Objective:
Return every line of the listing below verbatim, leaving out the pictures.

Source material:
● ● ●

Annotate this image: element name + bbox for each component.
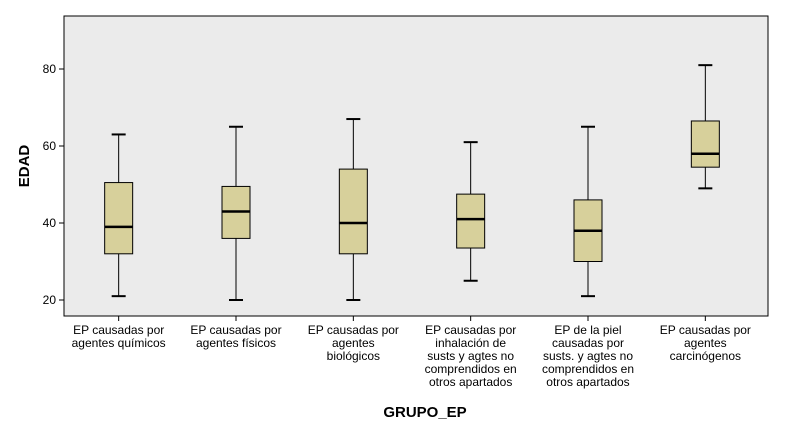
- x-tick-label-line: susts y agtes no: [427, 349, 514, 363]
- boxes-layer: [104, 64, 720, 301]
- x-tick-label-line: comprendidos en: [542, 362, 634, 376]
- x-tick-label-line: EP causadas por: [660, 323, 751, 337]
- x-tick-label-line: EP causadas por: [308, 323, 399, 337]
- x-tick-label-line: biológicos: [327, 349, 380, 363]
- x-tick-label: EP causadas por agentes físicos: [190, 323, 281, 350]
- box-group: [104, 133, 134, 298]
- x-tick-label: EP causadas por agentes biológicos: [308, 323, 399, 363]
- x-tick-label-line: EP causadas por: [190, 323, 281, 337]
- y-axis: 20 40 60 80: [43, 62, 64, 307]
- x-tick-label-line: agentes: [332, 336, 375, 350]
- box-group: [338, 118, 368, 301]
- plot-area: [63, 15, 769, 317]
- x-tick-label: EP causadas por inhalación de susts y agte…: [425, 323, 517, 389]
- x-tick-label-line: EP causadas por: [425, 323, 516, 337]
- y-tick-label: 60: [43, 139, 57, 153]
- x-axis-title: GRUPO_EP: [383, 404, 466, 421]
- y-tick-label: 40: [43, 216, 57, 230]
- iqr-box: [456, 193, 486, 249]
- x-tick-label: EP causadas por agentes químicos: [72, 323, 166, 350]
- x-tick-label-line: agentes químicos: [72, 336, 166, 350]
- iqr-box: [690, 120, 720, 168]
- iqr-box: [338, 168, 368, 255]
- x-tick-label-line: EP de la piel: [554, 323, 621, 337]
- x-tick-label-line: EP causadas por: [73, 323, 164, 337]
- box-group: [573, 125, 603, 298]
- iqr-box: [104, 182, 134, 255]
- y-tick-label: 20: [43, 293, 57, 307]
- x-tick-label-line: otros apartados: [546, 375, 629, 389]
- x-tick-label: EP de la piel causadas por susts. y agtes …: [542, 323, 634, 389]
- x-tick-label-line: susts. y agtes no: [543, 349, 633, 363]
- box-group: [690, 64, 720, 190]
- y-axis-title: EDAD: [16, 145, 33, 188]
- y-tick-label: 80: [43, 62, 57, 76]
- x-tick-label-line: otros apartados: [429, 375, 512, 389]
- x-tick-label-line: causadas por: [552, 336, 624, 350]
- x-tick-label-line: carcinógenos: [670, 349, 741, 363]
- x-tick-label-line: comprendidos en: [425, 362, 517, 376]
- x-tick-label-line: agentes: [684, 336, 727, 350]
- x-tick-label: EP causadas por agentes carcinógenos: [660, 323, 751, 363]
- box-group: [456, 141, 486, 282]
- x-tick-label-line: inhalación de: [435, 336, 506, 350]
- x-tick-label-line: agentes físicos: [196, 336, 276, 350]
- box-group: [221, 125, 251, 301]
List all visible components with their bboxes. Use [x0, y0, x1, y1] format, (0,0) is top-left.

● ● ●

In response:
Annotate this image: element name + bbox for each component.
- x-tick-label-line: susts y agtes no: [427, 349, 514, 363]
- boxes-layer: [104, 64, 720, 301]
- x-tick-label-line: comprendidos en: [542, 362, 634, 376]
- x-tick-label-line: EP causadas por: [660, 323, 751, 337]
- x-tick-label-line: EP causadas por: [308, 323, 399, 337]
- x-tick-label-line: biológicos: [327, 349, 380, 363]
- x-tick-label: EP causadas por agentes físicos: [190, 323, 281, 350]
- box-group: [104, 133, 134, 298]
- x-tick-label: EP causadas por agentes biológicos: [308, 323, 399, 363]
- x-tick-label-line: EP causadas por: [190, 323, 281, 337]
- y-axis: 20 40 60 80: [43, 62, 64, 307]
- x-tick-label-line: agentes: [332, 336, 375, 350]
- box-group: [338, 118, 368, 301]
- plot-area: [63, 15, 769, 317]
- x-tick-label: EP causadas por inhalación de susts y agte…: [425, 323, 517, 389]
- x-tick-label-line: EP causadas por: [425, 323, 516, 337]
- y-tick-label: 60: [43, 139, 57, 153]
- x-axis-title: GRUPO_EP: [383, 404, 466, 421]
- y-tick-label: 40: [43, 216, 57, 230]
- iqr-box: [456, 193, 486, 249]
- x-tick-label: EP causadas por agentes químicos: [72, 323, 166, 350]
- x-tick-label-line: agentes químicos: [72, 336, 166, 350]
- iqr-box: [690, 120, 720, 168]
- iqr-box: [338, 168, 368, 255]
- x-tick-label-line: EP de la piel: [554, 323, 621, 337]
- x-tick-label-line: EP causadas por: [73, 323, 164, 337]
- box-group: [573, 125, 603, 298]
- iqr-box: [104, 182, 134, 255]
- y-tick-label: 20: [43, 293, 57, 307]
- x-tick-label-line: otros apartados: [546, 375, 629, 389]
- x-tick-label: EP de la piel causadas por susts. y agtes …: [542, 323, 634, 389]
- x-tick-label-line: susts. y agtes no: [543, 349, 633, 363]
- box-group: [690, 64, 720, 190]
- y-axis-title: EDAD: [16, 145, 33, 188]
- y-tick-label: 80: [43, 62, 57, 76]
- x-tick-label-line: otros apartados: [429, 375, 512, 389]
- x-tick-label-line: causadas por: [552, 336, 624, 350]
- x-tick-label-line: carcinógenos: [670, 349, 741, 363]
- x-tick-label-line: comprendidos en: [425, 362, 517, 376]
- x-tick-label-line: agentes: [684, 336, 727, 350]
- x-tick-label: EP causadas por agentes carcinógenos: [660, 323, 751, 363]
- box-group: [456, 141, 486, 282]
- x-tick-label-line: inhalación de: [435, 336, 506, 350]
- x-tick-label-line: agentes físicos: [196, 336, 276, 350]
- box-group: [221, 125, 251, 301]
List all visible components with their bboxes. Use [x0, y0, x1, y1] format, (0,0) is top-left.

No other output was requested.